====== Exercise inputs
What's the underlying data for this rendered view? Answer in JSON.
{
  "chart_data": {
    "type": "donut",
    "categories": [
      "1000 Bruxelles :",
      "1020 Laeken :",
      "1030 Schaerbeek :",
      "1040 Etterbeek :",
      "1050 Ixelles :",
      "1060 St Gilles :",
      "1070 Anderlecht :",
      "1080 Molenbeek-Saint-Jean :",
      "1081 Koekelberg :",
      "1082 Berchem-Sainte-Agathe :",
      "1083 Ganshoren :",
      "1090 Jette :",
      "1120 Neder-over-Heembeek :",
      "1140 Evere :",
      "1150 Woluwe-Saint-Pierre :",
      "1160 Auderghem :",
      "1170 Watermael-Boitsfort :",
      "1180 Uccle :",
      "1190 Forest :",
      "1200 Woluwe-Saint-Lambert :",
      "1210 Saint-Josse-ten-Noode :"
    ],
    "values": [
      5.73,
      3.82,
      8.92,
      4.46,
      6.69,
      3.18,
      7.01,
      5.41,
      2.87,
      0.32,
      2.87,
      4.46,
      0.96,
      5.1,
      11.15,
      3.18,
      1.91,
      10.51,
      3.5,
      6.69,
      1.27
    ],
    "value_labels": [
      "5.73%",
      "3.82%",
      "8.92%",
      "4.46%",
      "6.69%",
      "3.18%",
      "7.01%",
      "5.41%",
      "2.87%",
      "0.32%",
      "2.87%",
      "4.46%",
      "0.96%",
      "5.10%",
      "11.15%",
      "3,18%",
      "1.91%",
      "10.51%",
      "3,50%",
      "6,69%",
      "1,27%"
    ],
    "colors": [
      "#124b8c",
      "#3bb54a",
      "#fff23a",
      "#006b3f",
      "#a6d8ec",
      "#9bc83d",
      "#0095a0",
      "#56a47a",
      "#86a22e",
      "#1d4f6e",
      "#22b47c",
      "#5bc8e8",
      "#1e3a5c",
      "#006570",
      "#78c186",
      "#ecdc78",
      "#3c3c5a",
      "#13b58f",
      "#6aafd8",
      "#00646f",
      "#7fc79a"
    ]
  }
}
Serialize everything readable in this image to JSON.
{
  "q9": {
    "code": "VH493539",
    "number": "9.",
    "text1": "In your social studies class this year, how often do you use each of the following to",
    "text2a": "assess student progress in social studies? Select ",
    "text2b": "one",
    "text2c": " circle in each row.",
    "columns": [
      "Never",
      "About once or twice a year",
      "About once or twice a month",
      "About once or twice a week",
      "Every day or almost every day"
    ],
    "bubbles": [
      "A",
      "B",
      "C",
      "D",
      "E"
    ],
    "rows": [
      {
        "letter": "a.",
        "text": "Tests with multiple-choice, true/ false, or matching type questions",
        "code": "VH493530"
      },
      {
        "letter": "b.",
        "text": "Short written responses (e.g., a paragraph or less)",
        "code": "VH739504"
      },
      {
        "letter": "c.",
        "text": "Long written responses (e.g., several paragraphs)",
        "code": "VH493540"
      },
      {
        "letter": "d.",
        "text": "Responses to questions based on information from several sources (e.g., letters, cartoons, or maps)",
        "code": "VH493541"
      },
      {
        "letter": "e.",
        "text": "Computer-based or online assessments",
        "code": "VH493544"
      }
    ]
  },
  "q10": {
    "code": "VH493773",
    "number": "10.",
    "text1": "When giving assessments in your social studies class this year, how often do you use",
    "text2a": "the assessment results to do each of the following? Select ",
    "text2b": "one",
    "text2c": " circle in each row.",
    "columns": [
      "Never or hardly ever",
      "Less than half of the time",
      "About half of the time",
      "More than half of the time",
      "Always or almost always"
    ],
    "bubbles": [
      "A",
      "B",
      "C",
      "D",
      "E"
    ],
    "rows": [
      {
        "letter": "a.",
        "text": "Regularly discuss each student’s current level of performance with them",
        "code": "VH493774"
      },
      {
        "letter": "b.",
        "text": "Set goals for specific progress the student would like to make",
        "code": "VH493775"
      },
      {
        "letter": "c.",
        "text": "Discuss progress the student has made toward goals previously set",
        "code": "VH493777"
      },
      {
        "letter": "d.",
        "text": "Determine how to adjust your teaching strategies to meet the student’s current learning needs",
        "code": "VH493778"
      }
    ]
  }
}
============
#### [To be done]
Set down the listing above in full, please, exactly as it appears.

#### [Solved problem]
What's the underlying data for this rendered view? Answer in JSON.
{
  "chart_data": {
    "type": "donut",
    "categories": [
      "1000 Bruxelles :",
      "1020 Laeken :",
      "1030 Schaerbeek :",
      "1040 Etterbeek :",
      "1050 Ixelles :",
      "1060 St Gilles :",
      "1070 Anderlecht :",
      "1080 Molenbeek-Saint-Jean :",
      "1081 Koekelberg :",
      "1082 Berchem-Sainte-Agathe :",
      "1083 Ganshoren :",
      "1090 Jette :",
      "1120 Neder-over-Heembeek :",
      "1140 Evere :",
      "1150 Woluwe-Saint-Pierre :",
      "1160 Auderghem :",
      "1170 Watermael-Boitsfort :",
      "1180 Uccle :",
      "1190 Forest :",
      "1200 Woluwe-Saint-Lambert :",
      "1210 Saint-Josse-ten-Noode :"
    ],
    "values": [
      5.73,
      3.82,
      8.92,
      4.46,
      6.69,
      3.18,
      7.01,
      5.41,
      2.87,
      0.32,
      2.87,
      4.46,
      0.96,
      5.1,
      11.15,
      3.18,
      1.91,
      10.51,
      3.5,
      6.69,
      1.27
    ],
    "value_labels": [
      "5.73%",
      "3.82%",
      "8.92%",
      "4.46%",
      "6.69%",
      "3.18%",
      "7.01%",
      "5.41%",
      "2.87%",
      "0.32%",
      "2.87%",
      "4.46%",
      "0.96%",
      "5.10%",
      "11.15%",
      "3,18%",
      "1.91%",
      "10.51%",
      "3,50%",
      "6,69%",
      "1,27%"
    ],
    "colors": [
      "#124b8c",
      "#3bb54a",
      "#fff23a",
      "#006b3f",
      "#a6d8ec",
      "#9bc83d",
      "#0095a0",
      "#56a47a",
      "#86a22e",
      "#1d4f6e",
      "#22b47c",
      "#5bc8e8",
      "#1e3a5c",
      "#006570",
      "#78c186",
      "#ecdc78",
      "#3c3c5a",
      "#13b58f",
      "#6aafd8",
      "#00646f",
      "#7fc79a"
    ]
  }
}
Serialize everything readable in this image to JSON.
{
  "q9": {
    "code": "VH493539",
    "number": "9.",
    "text1": "In your social studies class this year, how often do you use each of the following to",
    "text2a": "assess student progress in social studies? Select ",
    "text2b": "one",
    "text2c": " circle in each row.",
    "columns": [
      "Never",
      "About once or twice a year",
      "About once or twice a month",
      "About once or twice a week",
      "Every day or almost every day"
    ],
    "bubbles": [
      "A",
      "B",
      "C",
      "D",
      "E"
    ],
    "rows": [
      {
        "letter": "a.",
        "text": "Tests with multiple-choice, true/ false, or matching type questions",
        "code": "VH493530"
      },
      {
        "letter": "b.",
        "text": "Short written responses (e.g., a paragraph or less)",
        "code": "VH739504"
      },
      {
        "letter": "c.",
        "text": "Long written responses (e.g., several paragraphs)",
        "code": "VH493540"
      },
      {
        "letter": "d.",
        "text": "Responses to questions based on information from several sources (e.g., letters, cartoons, or maps)",
        "code": "VH493541"
      },
      {
        "letter": "e.",
        "text": "Computer-based or online assessments",
        "code": "VH493544"
      }
    ]
  },
  "q10": {
    "code": "VH493773",
    "number": "10.",
    "text1": "When giving assessments in your social studies class this year, how often do you use",
    "text2a": "the assessment results to do each of the following? Select ",
    "text2b": "one",
    "text2c": " circle in each row.",
    "columns": [
      "Never or hardly ever",
      "Less than half of the time",
      "About half of the time",
      "More than half of the time",
      "Always or almost always"
    ],
    "bubbles": [
      "A",
      "B",
      "C",
      "D",
      "E"
    ],
    "rows": [
      {
        "letter": "a.",
        "text": "Regularly discuss each student’s current level of performance with them",
        "code": "VH493774"
      },
      {
        "letter": "b.",
        "text": "Set goals for specific progress the student would like to make",
        "code": "VH493775"
      },
      {
        "letter": "c.",
        "text": "Discuss progress the student has made toward goals previously set",
        "code": "VH493777"
      },
      {
        "letter": "d.",
        "text": "Determine how to adjust your teaching strategies to meet the student’s current learning needs",
        "code": "VH493778"
      }
    ]
  }
}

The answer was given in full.